*Цитируемый текст*

И вдруг вся эта компания, которая имела сумасшедший успех, заслуженный, поэтов, в течение нескольких вечеров, видят, что выходят три мальчика и имеют не меньший успех. В зале такой хохот стоял, так нас принимали, как в лучшие годы потом Жванецкого. Они обалдели. Жили мы в гостинице «Астория», между прочим, все, отдельные номера, дикие деньги зарабатывали для журнала «Юность», нам ничего не платили, мы ездили за еду, мы ничего не получали. Но выступали от имени журнала: творческий вечер журнала «Юность», полные аншлаги были.

«Марк, что-то с тобой Слуцкий хочет поговорить», - ко мне в ресторане «Астории» подходит Булат и говорит: «Слуцкий хочет с тобой поговорить». А я со Слуцким незнаком, Слуцкий фронтовик, поэт, политрук, эти были почти моего возраста, но все-таки здесь было общение и они все были в журнале «Юность». А Слуцкий был и в журнале «Юность» и еще где-то, Эренбург его открыл, вы все это знаете.

*Данные*
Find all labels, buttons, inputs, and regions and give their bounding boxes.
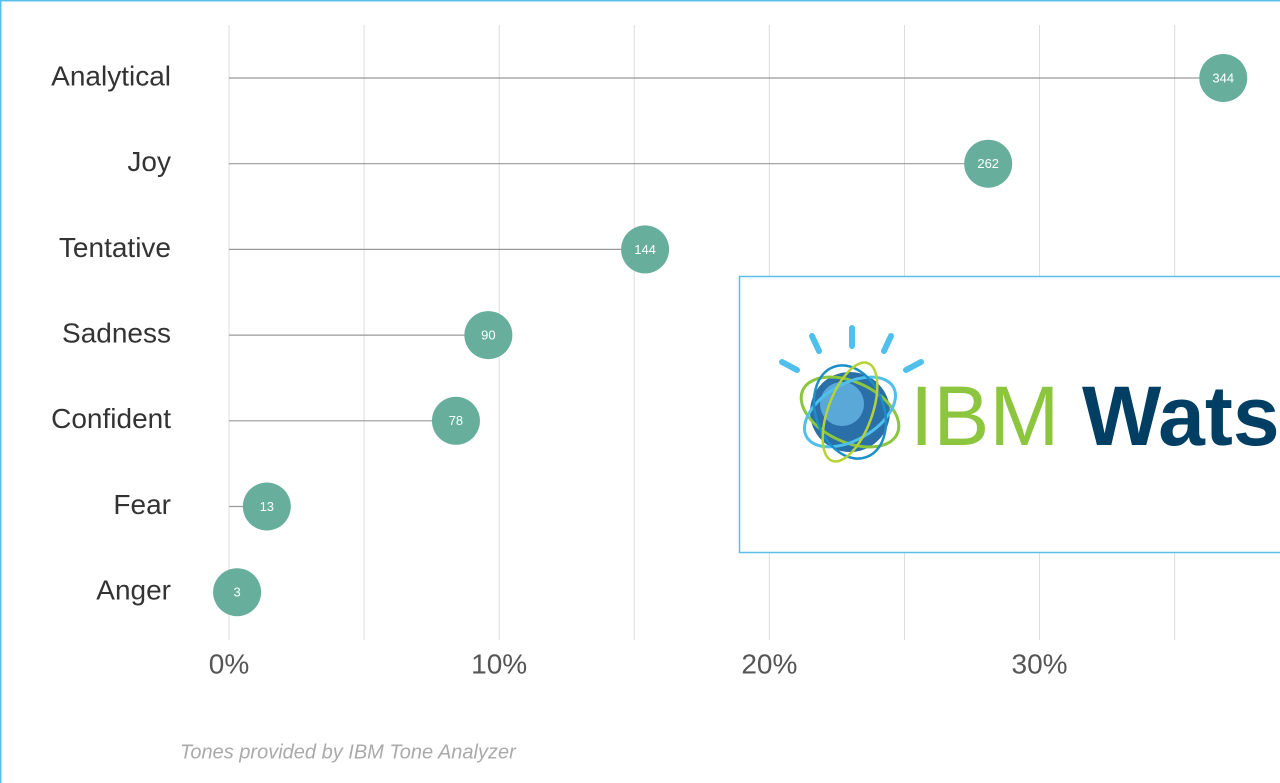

*Цель задания*
Выведите дословно фрагмент цитируемого текста от «И вдруг вся» до «полные аншлаги были.» включительно.

*Решённая задача*
И вдруг вся эта компания, которая имела сумасшедший успех, заслуженный, поэтов, в течение нескольких вечеров, видят, что выходят три мальчика и имеют не меньший успех. В зале такой хохот стоял, так нас принимали, как в лучшие годы потом Жванецкого. Они обалдели. Жили мы в гостинице «Астория», между прочим, все, отдельные номера, дикие деньги зарабатывали для журнала «Юность», нам ничего не платили, мы ездили за еду, мы ничего не получали. Но выступали от имени журнала: творческий вечер журнала «Юность», полные аншлаги были.